Scan the records below. List lines holding "имуществу".

Stored items from a collection
--- start ---

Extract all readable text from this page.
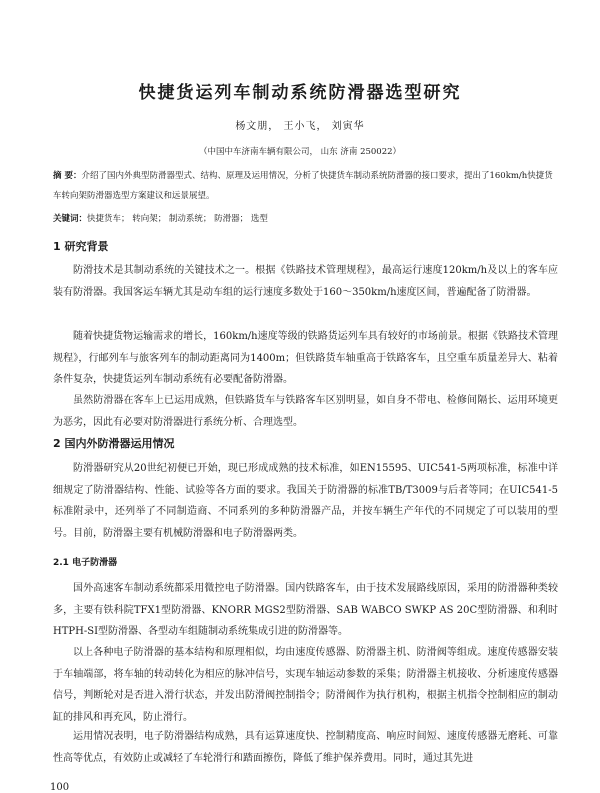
快捷货运列车制动系统防滑器选型研究
杨文朋， 王小飞， 刘寅华
（中国中车济南车辆有限公司， 山东 济南 250022）
摘 要：介绍了国内外典型防滑器型式、结构、原理及运用情况，分析了快捷货车制动系统防滑器的接口要求，提出了160km/h快捷货车转向架防滑器选型方案建议和远景展望。
关键词：快捷货车； 转向架； 制动系统； 防滑器； 选型
1 研究背景

防滑技术是其制动系统的关键技术之一。根据《铁路技术管理规程》，最高运行速度120km/h及以上的客车应装有防滑器。我国客运车辆尤其是动车组的运行速度多数处于160～350km/h速度区间，普遍配备了防滑器。

随着快捷货物运输需求的增长，160km/h速度等级的铁路货运列车具有较好的市场前景。根据《铁路技术管理规程》，行邮列车与旅客列车的制动距离同为1400m；但铁路货车轴重高于铁路客车，且空重车质量差异大、粘着条件复杂，快捷货运列车制动系统有必要配备防滑器。

虽然防滑器在客车上已运用成熟，但铁路货车与铁路客车区别明显，如自身不带电、检修间隔长、运用环境更为恶劣，因此有必要对防滑器进行系统分析、合理选型。

2 国内外防滑器运用情况

防滑器研究从20世纪初便已开始，现已形成成熟的技术标准，如EN15595、UIC541-5两项标准，标准中详细规定了防滑器结构、性能、试验等各方面的要求。我国关于防滑器的标准TB/T3009与后者等同；在UIC541-5标准附录中，还列举了不同制造商、不同系列的多种防滑器产品，并按车辆生产年代的不同规定了可以装用的型号。目前，防滑器主要有机械防滑器和电子防滑器两类。

2.1 电子防滑器

国外高速客车制动系统都采用微控电子防滑器。国内铁路客车，由于技术发展路线原因，采用的防滑器种类较多，主要有铁科院TFX1型防滑器、KNORR MGS2型防滑器、SAB WABCO SWKP AS 20C型防滑器、和利时HTPH-SI型防滑器、各型动车组随制动系统集成引进的防滑器等。

以上各种电子防滑器的基本结构和原理相似，均由速度传感器、防滑器主机、防滑阀等组成。速度传感器安装于车轴端部，将车轴的转动转化为相应的脉冲信号，实现车轴运动参数的采集；防滑器主机接收、分析速度传感器信号，判断轮对是否进入滑行状态，并发出防滑阀控制指令；防滑阀作为执行机构，根据主机指令控制相应的制动缸的排风和再充风，防止滑行。

运用情况表明，电子防滑器结构成熟，具有运算速度快、控制精度高、响应时间短、速度传感器无磨耗、可靠性高等优点，有效防止或减轻了车轮滑行和踏面擦伤，降低了维护保养费用。同时，通过其先进

100
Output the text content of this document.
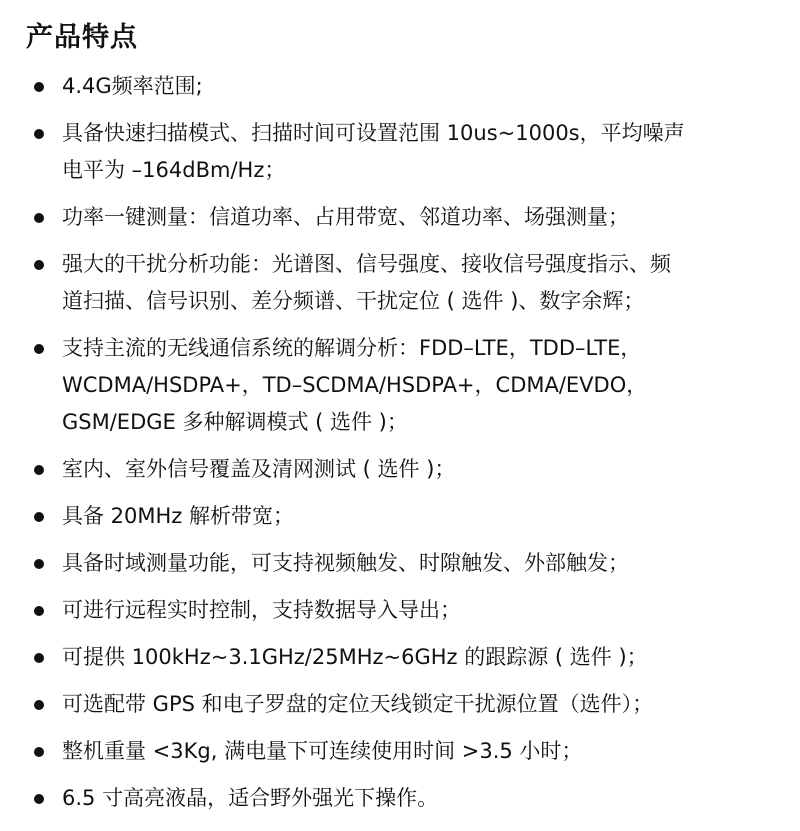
产品特点
4.4G频率范围;
具备快速扫描模式、扫描时间可设置范围 10us~1000s，平均噪声
电平为 –164dBm/Hz；
功率一键测量：信道功率、占用带宽、邻道功率、场强测量；
强大的干扰分析功能：光谱图、信号强度、接收信号强度指示、频
道扫描、信号识别、差分频谱、干扰定位 ( 选件 )、数字余辉；
支持主流的无线通信系统的解调分析：FDD–LTE，TDD–LTE，
WCDMA/HSDPA+，TD–SCDMA/HSDPA+，CDMA/EVDO，
GSM/EDGE 多种解调模式 ( 选件 )；
室内、室外信号覆盖及清网测试 ( 选件 )；
具备 20MHz 解析带宽；
具备时域测量功能，可支持视频触发、时隙触发、外部触发；
可进行远程实时控制，支持数据导入导出；
可提供 100kHz~3.1GHz/25MHz~6GHz 的跟踪源 ( 选件 )；
可选配带 GPS 和电子罗盘的定位天线锁定干扰源位置（选件）；
整机重量 <3Kg, 满电量下可连续使用时间 >3.5 小时；
6.5 寸高亮液晶，适合野外强光下操作。
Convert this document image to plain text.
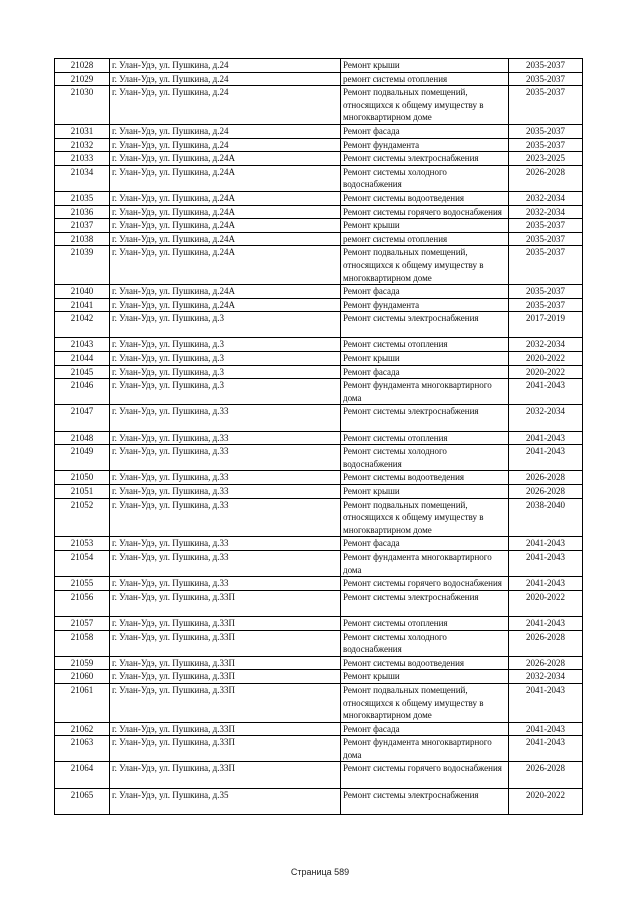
21028	г. Улан-Удэ, ул. Пушкина, д.24	Ремонт крыши	2035-2037
21029	г. Улан-Удэ, ул. Пушкина, д.24	ремонт системы отопления	2035-2037
21030	г. Улан-Удэ, ул. Пушкина, д.24	Ремонт подвальных помещений, относящихся к общему имуществу в многоквартирном доме	2035-2037
21031	г. Улан-Удэ, ул. Пушкина, д.24	Ремонт фасада	2035-2037
21032	г. Улан-Удэ, ул. Пушкина, д.24	Ремонт фундамента	2035-2037
21033	г. Улан-Удэ, ул. Пушкина, д.24А	Ремонт системы электроснабжения	2023-2025
21034	г. Улан-Удэ, ул. Пушкина, д.24А	Ремонт системы холодного водоснабжения	2026-2028
21035	г. Улан-Удэ, ул. Пушкина, д.24А	Ремонт системы водоотведения	2032-2034
21036	г. Улан-Удэ, ул. Пушкина, д.24А	Ремонт системы горячего водоснабжения	2032-2034
21037	г. Улан-Удэ, ул. Пушкина, д.24А	Ремонт крыши	2035-2037
21038	г. Улан-Удэ, ул. Пушкина, д.24А	ремонт системы отопления	2035-2037
21039	г. Улан-Удэ, ул. Пушкина, д.24А	Ремонт подвальных помещений, относящихся к общему имуществу в многоквартирном доме	2035-2037
21040	г. Улан-Удэ, ул. Пушкина, д.24А	Ремонт фасада	2035-2037
21041	г. Улан-Удэ, ул. Пушкина, д.24А	Ремонт фундамента	2035-2037
21042	г. Улан-Удэ, ул. Пушкина, д.3	Ремонт системы электроснабжения	2017-2019
21043	г. Улан-Удэ, ул. Пушкина, д.3	Ремонт системы отопления	2032-2034
21044	г. Улан-Удэ, ул. Пушкина, д.3	Ремонт крыши	2020-2022
21045	г. Улан-Удэ, ул. Пушкина, д.3	Ремонт фасада	2020-2022
21046	г. Улан-Удэ, ул. Пушкина, д.3	Ремонт фундамента многоквартирного дома	2041-2043
21047	г. Улан-Удэ, ул. Пушкина, д.33	Ремонт системы электроснабжения	2032-2034
21048	г. Улан-Удэ, ул. Пушкина, д.33	Ремонт системы отопления	2041-2043
21049	г. Улан-Удэ, ул. Пушкина, д.33	Ремонт системы холодного водоснабжения	2041-2043
21050	г. Улан-Удэ, ул. Пушкина, д.33	Ремонт системы водоотведения	2026-2028
21051	г. Улан-Удэ, ул. Пушкина, д.33	Ремонт крыши	2026-2028
21052	г. Улан-Удэ, ул. Пушкина, д.33	Ремонт подвальных помещений, относящихся к общему имуществу в многоквартирном доме	2038-2040
21053	г. Улан-Удэ, ул. Пушкина, д.33	Ремонт фасада	2041-2043
21054	г. Улан-Удэ, ул. Пушкина, д.33	Ремонт фундамента многоквартирного дома	2041-2043
21055	г. Улан-Удэ, ул. Пушкина, д.33	Ремонт системы горячего водоснабжения	2041-2043
21056	г. Улан-Удэ, ул. Пушкина, д.33П	Ремонт системы электроснабжения	2020-2022
21057	г. Улан-Удэ, ул. Пушкина, д.33П	Ремонт системы отопления	2041-2043
21058	г. Улан-Удэ, ул. Пушкина, д.33П	Ремонт системы холодного водоснабжения	2026-2028
21059	г. Улан-Удэ, ул. Пушкина, д.33П	Ремонт системы водоотведения	2026-2028
21060	г. Улан-Удэ, ул. Пушкина, д.33П	Ремонт крыши	2032-2034
21061	г. Улан-Удэ, ул. Пушкина, д.33П	Ремонт подвальных помещений, относящихся к общему имуществу в многоквартирном доме	2041-2043
21062	г. Улан-Удэ, ул. Пушкина, д.33П	Ремонт фасада	2041-2043
21063	г. Улан-Удэ, ул. Пушкина, д.33П	Ремонт фундамента многоквартирного дома	2041-2043
21064	г. Улан-Удэ, ул. Пушкина, д.33П	Ремонт системы горячего водоснабжения	2026-2028
21065	г. Улан-Удэ, ул. Пушкина, д.35	Ремонт системы электроснабжения	2020-2022
Страница 589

--- end ---

** SOLUTION FOR THIS TASK **
21030	г. Улан-Удэ, ул. Пушкина, д.24	Ремонт подвальных помещений, относящихся к общему имуществу в многоквартирном доме	2035-2037
21039	г. Улан-Удэ, ул. Пушкина, д.24А	Ремонт подвальных помещений, относящихся к общему имуществу в многоквартирном доме	2035-2037
21052	г. Улан-Удэ, ул. Пушкина, д.33	Ремонт подвальных помещений, относящихся к общему имуществу в многоквартирном доме	2038-2040
21061	г. Улан-Удэ, ул. Пушкина, д.33П	Ремонт подвальных помещений, относящихся к общему имуществу в многоквартирном доме	2041-2043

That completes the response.